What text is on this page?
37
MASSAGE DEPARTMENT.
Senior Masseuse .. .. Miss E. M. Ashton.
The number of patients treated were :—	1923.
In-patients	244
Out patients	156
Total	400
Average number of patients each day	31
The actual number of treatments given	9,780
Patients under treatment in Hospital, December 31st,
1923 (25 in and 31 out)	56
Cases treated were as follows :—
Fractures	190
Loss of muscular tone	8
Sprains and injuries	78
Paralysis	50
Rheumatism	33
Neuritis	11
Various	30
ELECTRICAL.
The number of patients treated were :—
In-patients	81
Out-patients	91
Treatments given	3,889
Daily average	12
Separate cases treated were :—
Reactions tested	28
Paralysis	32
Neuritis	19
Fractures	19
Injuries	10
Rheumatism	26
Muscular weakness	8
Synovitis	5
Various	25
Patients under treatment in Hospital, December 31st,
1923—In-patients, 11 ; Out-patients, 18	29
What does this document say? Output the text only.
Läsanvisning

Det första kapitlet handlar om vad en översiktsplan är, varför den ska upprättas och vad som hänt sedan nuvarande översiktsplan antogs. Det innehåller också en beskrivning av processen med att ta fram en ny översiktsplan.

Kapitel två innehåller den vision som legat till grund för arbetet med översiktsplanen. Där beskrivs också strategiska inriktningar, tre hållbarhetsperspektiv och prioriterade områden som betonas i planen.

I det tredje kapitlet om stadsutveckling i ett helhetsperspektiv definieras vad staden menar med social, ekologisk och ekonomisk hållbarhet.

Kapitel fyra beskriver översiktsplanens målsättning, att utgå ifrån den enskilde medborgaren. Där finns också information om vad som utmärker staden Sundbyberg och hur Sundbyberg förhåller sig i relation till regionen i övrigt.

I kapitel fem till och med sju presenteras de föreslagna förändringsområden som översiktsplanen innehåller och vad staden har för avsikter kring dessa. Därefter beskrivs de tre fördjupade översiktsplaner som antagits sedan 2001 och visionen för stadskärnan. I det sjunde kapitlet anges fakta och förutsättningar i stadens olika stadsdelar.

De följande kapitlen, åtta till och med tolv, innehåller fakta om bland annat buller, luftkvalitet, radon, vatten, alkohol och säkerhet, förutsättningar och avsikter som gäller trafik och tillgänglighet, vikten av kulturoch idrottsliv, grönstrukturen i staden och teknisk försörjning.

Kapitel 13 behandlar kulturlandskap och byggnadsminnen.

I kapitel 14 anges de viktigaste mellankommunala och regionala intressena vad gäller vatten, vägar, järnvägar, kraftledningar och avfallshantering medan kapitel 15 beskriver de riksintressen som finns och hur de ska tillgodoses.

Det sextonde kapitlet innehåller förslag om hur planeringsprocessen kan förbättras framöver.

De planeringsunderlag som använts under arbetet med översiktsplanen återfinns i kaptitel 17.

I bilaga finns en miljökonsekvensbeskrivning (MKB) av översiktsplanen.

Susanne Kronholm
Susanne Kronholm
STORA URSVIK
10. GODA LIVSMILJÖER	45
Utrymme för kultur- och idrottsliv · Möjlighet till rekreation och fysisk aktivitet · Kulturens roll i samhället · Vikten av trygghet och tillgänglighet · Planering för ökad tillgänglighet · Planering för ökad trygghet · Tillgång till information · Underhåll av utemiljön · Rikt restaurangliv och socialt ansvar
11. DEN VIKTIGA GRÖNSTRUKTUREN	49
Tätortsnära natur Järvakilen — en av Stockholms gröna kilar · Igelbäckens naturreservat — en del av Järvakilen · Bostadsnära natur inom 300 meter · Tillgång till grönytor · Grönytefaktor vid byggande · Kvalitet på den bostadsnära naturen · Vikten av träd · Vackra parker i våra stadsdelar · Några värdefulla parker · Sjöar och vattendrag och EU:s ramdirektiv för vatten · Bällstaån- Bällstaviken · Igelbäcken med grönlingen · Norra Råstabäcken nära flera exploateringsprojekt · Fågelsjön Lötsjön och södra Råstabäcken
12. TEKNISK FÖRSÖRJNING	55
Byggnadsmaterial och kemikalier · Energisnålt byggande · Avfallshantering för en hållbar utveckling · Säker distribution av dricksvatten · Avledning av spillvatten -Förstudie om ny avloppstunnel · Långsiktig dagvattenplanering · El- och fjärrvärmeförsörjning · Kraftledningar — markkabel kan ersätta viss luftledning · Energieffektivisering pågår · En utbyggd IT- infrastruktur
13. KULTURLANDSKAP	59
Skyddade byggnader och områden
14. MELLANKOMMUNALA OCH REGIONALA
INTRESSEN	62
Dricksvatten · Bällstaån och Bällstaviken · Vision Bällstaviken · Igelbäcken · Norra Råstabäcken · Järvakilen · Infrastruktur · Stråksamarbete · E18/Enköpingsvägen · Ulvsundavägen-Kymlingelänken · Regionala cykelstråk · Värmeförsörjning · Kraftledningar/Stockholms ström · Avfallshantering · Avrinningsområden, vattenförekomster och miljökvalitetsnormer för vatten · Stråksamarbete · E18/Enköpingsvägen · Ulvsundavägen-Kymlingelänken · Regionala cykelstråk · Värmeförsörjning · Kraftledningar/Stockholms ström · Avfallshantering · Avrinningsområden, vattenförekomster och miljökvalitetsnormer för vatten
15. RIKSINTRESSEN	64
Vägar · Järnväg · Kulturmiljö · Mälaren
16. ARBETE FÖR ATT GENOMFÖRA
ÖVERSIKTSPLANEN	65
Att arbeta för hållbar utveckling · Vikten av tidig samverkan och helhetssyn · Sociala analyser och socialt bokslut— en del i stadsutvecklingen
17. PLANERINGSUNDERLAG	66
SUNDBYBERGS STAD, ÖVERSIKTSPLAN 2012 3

■ Problem ■
Within the material above, find every line containing the word "idrottsliv" and copy it.

■ Answer for this exercise ■
De följande kapitlen, åtta till och med tolv, innehåller fakta om bland annat buller, luftkvalitet, radon, vatten, alkohol och säkerhet, förutsättningar och avsikter som gäller trafik och tillgänglighet, vikten av kulturoch idrottsliv, grönstrukturen i staden och teknisk försörjning.
Utrymme för kultur- och idrottsliv · Möjlighet till rekreation och fysisk aktivitet · Kulturens roll i samhället · Vikten av trygghet och tillgänglighet · Planering för ökad tillgänglighet · Planering för ökad trygghet · Tillgång till information · Underhåll av utemiljön · Rikt restaurangliv och socialt ansvar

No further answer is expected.